# start of Records supplied

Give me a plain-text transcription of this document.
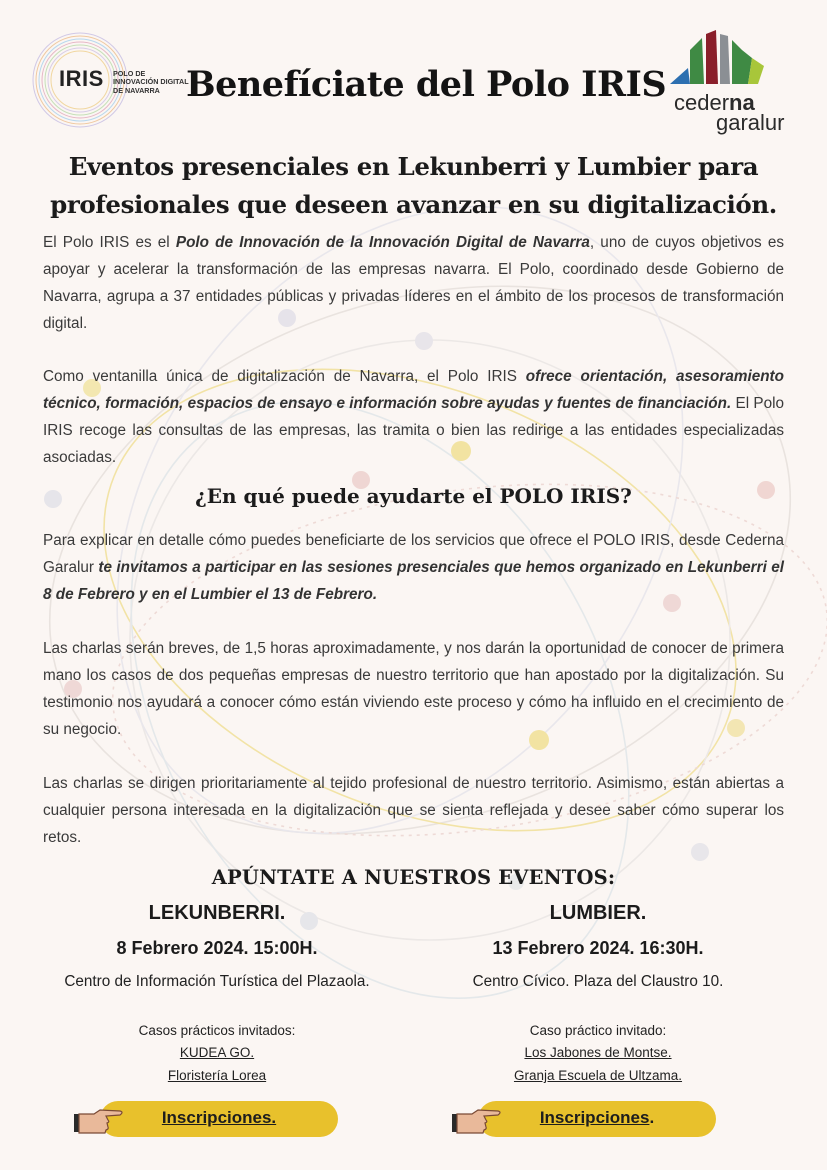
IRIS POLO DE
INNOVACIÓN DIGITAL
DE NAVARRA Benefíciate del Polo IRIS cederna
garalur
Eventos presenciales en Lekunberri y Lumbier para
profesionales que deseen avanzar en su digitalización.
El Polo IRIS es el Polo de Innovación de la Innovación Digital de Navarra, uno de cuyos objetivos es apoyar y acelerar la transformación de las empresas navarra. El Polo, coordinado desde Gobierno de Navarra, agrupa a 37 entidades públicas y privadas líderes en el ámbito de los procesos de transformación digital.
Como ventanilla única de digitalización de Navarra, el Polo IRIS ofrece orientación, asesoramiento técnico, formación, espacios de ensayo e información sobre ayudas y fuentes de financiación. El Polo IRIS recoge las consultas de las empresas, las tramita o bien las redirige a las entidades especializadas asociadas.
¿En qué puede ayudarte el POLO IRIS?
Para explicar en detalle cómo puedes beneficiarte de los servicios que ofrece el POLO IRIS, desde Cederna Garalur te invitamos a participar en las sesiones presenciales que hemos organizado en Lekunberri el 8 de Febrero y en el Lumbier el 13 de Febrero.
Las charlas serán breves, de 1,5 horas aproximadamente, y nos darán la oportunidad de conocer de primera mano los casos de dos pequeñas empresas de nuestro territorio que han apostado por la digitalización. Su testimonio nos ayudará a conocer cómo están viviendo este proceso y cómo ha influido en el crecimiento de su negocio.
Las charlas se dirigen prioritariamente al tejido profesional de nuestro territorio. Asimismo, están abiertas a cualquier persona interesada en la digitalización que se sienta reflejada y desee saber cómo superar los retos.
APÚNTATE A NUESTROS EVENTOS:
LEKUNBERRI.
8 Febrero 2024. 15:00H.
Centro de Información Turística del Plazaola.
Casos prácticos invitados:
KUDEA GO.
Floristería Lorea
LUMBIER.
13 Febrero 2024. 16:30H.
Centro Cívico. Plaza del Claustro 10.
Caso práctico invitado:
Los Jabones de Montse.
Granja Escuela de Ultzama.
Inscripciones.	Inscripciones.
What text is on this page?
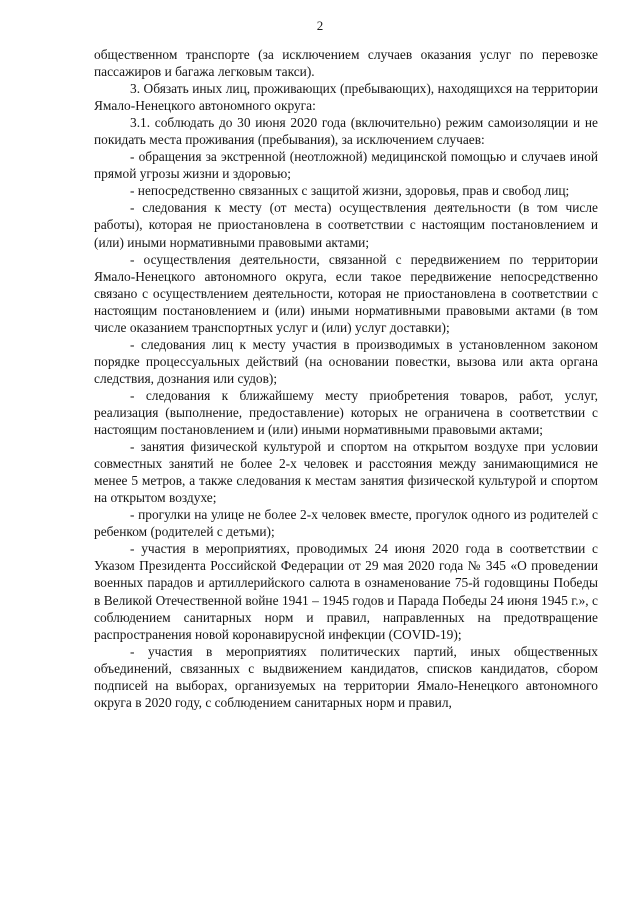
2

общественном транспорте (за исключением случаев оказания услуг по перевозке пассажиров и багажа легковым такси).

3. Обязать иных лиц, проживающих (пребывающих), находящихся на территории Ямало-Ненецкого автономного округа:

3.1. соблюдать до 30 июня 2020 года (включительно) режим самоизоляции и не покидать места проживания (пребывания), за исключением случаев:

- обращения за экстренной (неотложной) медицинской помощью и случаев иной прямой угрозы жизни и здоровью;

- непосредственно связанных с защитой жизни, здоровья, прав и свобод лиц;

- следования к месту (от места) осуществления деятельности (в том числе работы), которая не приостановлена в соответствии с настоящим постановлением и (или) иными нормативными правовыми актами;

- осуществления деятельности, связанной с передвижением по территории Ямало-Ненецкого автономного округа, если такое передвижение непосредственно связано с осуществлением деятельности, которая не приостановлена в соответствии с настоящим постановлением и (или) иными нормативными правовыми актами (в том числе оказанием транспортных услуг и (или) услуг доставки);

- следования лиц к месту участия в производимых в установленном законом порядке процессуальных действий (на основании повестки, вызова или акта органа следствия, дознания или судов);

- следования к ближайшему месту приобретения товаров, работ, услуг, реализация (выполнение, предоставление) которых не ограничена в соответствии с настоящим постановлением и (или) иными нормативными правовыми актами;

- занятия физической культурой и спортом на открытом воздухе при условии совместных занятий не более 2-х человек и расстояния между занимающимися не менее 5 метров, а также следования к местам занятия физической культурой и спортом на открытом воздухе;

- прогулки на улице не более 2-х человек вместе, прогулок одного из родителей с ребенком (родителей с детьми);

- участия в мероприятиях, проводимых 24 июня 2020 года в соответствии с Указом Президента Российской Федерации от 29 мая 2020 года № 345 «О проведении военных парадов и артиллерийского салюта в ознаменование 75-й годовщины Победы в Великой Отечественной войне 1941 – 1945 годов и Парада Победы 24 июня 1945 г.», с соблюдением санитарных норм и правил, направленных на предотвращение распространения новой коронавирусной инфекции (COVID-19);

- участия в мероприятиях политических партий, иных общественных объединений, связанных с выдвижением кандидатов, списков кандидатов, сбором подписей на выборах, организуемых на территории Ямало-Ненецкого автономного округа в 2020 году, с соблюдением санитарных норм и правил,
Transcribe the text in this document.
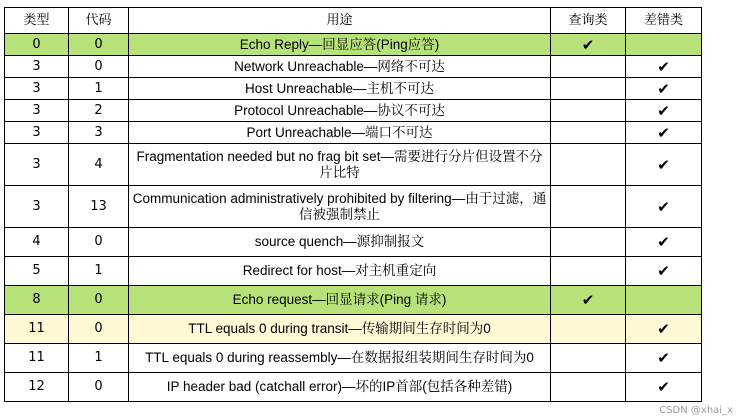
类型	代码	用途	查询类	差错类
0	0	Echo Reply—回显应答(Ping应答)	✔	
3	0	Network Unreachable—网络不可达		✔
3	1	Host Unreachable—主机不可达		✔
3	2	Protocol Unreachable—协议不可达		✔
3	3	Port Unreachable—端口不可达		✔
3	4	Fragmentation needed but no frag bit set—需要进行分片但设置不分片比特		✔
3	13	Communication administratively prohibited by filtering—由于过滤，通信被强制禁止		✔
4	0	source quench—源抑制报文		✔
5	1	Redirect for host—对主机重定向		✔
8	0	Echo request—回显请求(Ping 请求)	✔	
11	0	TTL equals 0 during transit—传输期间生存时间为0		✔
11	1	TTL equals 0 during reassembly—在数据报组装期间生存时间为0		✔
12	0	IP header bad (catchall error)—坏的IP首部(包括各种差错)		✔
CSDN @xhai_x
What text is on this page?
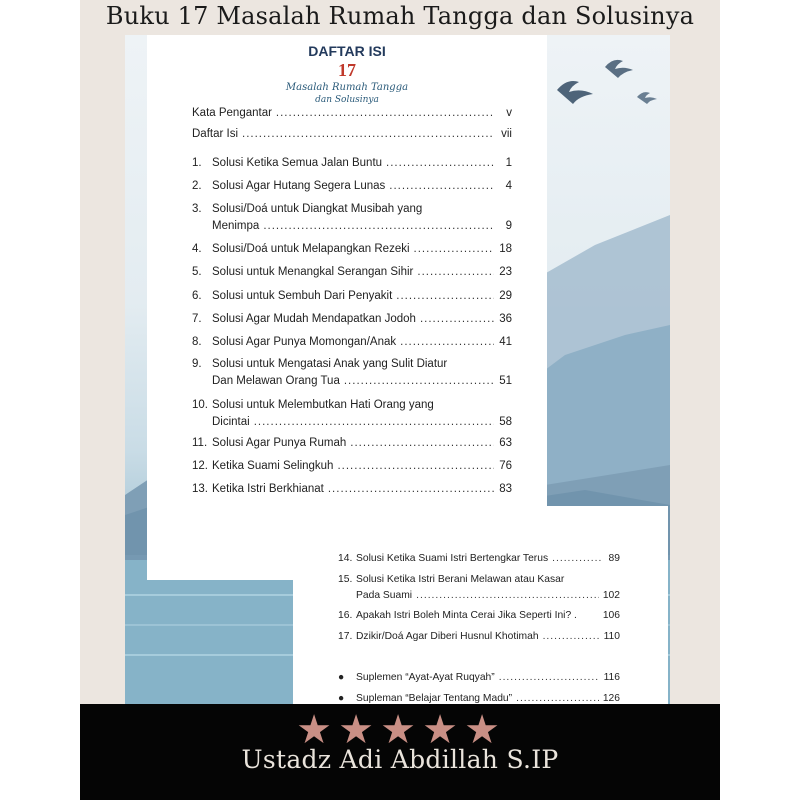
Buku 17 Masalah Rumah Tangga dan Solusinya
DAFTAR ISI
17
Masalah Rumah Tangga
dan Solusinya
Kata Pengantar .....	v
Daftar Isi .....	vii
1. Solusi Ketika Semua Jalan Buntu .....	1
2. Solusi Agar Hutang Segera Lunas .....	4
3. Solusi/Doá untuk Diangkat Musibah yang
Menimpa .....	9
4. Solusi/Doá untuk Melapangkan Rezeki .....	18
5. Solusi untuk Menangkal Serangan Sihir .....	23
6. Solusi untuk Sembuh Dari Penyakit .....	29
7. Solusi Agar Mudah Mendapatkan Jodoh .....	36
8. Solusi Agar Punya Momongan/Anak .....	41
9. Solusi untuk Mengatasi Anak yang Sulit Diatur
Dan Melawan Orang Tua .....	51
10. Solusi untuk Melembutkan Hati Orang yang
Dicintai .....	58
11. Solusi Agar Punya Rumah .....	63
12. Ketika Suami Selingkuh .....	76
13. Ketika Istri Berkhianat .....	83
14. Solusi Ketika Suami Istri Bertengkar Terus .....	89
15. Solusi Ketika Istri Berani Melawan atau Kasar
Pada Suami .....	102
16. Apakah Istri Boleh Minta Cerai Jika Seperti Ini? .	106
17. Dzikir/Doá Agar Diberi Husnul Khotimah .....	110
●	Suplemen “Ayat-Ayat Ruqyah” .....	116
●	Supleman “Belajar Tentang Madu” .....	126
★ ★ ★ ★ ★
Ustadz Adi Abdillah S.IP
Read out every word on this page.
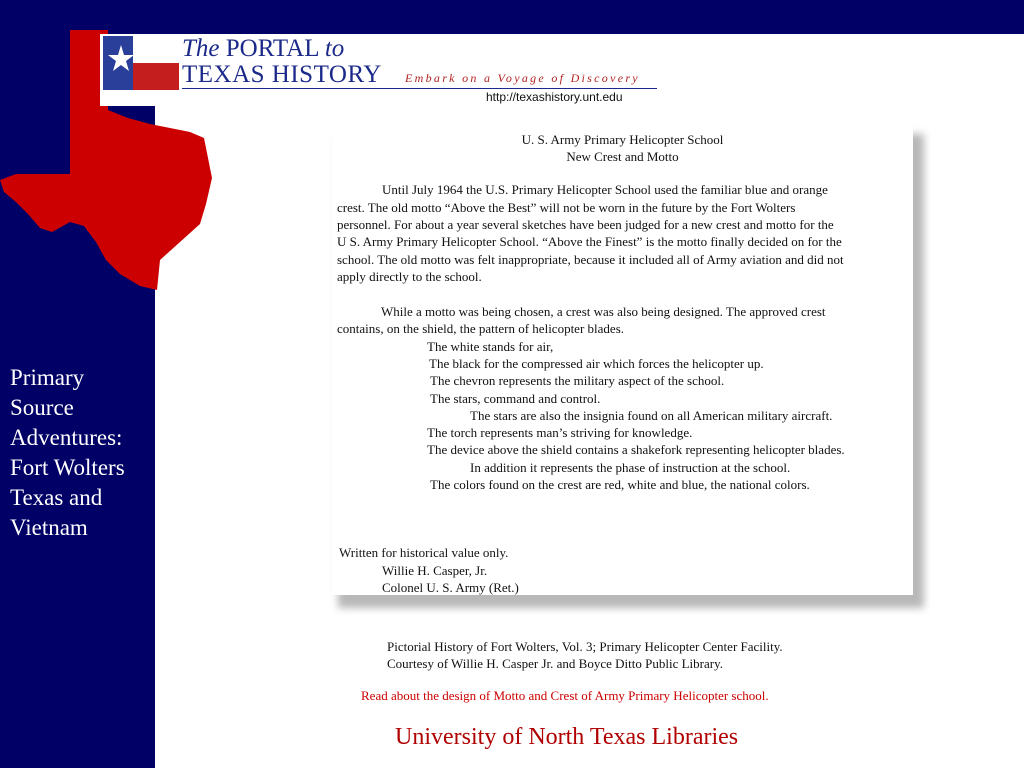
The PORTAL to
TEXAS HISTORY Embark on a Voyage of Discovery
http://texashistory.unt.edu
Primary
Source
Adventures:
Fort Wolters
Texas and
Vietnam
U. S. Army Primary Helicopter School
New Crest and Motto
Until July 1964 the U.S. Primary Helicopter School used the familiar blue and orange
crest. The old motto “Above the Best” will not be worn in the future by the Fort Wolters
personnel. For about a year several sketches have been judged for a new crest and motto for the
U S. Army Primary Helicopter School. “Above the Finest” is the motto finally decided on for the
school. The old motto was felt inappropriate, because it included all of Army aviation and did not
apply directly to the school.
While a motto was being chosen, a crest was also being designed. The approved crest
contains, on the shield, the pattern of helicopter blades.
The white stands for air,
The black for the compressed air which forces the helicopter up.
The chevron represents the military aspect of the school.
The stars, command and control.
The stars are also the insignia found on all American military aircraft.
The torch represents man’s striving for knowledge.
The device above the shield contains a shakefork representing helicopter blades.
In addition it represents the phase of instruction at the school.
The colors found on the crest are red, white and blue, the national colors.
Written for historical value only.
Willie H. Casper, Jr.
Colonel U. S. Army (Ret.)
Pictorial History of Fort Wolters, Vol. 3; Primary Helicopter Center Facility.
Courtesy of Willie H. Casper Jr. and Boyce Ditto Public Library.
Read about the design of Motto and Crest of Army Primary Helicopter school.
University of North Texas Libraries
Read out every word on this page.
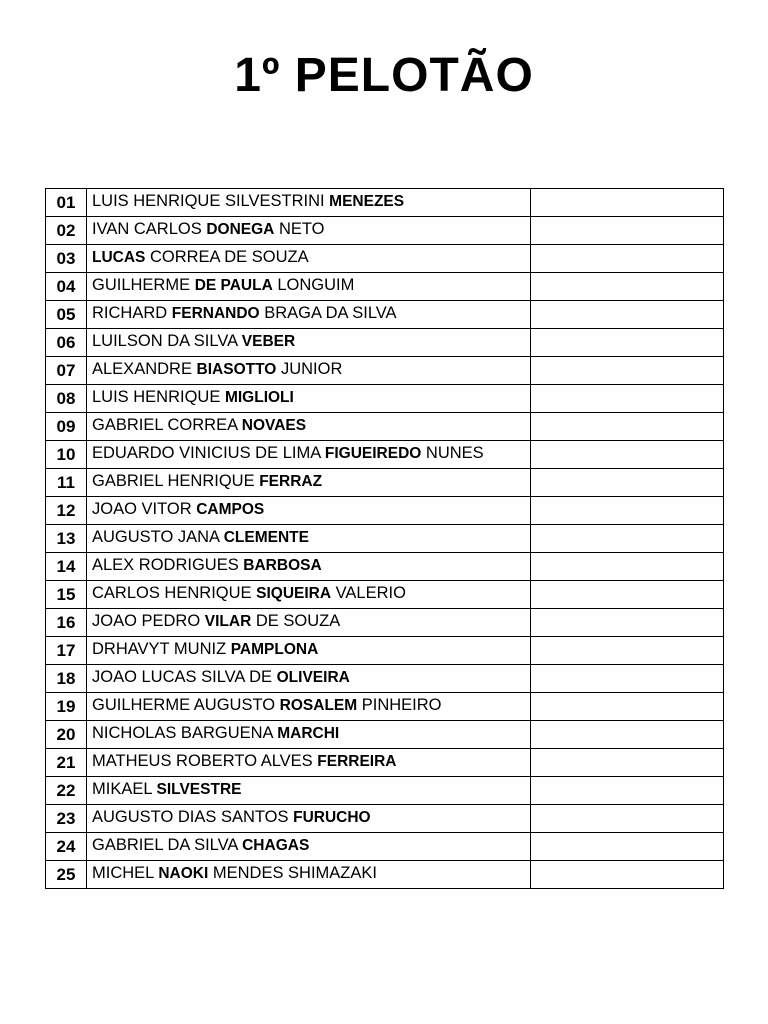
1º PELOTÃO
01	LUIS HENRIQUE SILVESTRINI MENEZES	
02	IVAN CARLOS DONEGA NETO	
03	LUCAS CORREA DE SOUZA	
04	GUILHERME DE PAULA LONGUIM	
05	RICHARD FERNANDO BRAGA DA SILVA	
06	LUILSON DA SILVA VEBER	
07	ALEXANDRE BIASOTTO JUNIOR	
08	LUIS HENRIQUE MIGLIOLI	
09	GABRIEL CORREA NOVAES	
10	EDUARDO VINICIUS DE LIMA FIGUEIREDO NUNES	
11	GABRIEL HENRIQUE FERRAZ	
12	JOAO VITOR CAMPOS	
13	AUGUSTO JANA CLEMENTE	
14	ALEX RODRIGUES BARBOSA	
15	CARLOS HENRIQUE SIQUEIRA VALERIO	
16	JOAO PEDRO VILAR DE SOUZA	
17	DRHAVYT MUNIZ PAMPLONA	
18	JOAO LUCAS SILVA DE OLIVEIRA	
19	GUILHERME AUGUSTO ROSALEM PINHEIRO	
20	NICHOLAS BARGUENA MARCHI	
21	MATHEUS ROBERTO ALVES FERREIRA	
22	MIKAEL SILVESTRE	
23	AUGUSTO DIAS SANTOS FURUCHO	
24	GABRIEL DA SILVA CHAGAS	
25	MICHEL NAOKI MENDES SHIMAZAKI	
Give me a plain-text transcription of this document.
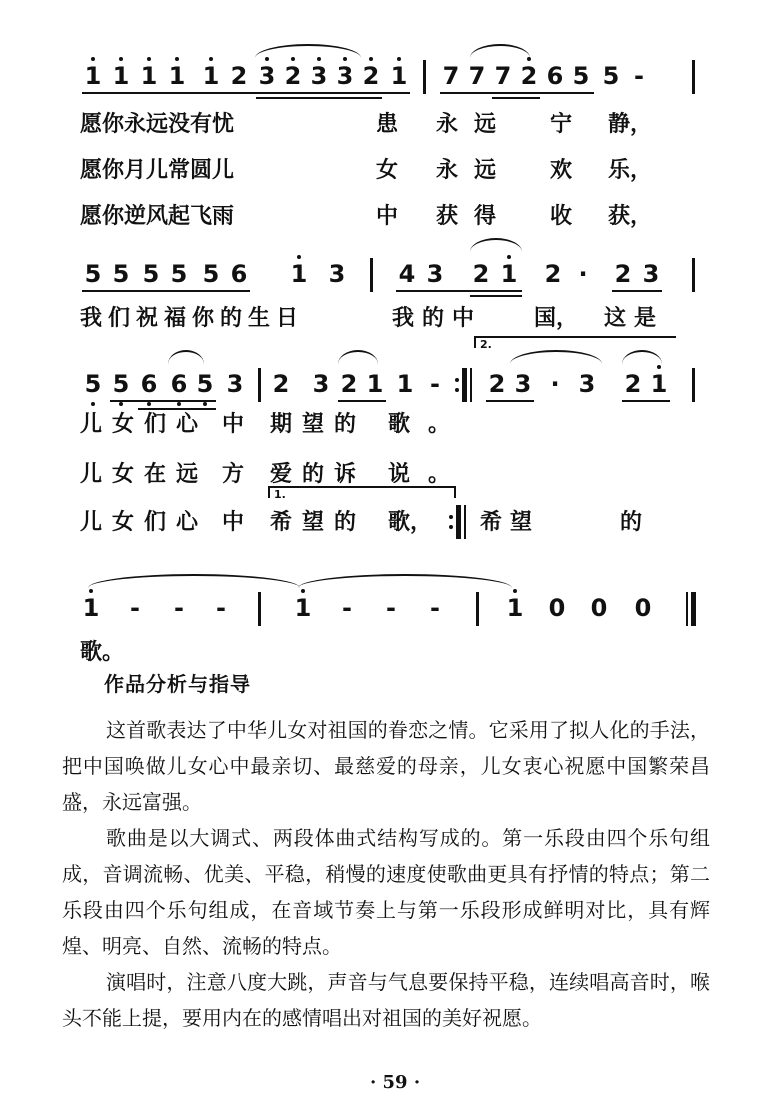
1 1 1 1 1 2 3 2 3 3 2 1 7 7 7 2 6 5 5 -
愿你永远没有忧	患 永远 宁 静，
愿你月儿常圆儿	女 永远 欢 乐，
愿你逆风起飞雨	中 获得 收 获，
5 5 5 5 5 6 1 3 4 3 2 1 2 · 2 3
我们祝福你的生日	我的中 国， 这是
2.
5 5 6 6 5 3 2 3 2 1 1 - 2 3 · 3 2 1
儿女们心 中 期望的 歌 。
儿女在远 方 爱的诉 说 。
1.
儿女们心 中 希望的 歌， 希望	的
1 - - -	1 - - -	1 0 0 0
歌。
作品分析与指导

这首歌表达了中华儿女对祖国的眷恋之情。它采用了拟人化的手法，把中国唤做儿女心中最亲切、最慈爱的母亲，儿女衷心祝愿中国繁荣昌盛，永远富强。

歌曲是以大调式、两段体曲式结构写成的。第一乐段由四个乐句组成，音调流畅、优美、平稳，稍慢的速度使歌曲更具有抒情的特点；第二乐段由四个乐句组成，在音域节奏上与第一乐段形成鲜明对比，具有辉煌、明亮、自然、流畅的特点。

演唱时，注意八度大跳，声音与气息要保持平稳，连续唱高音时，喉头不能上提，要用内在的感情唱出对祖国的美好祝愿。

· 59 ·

# end of Records supplied

- Written request:
Return every line above in which the string "military" occurs.

- Result for this exercise:
The chevron represents the military aspect of the school.
The stars are also the insignia found on all American military aircraft.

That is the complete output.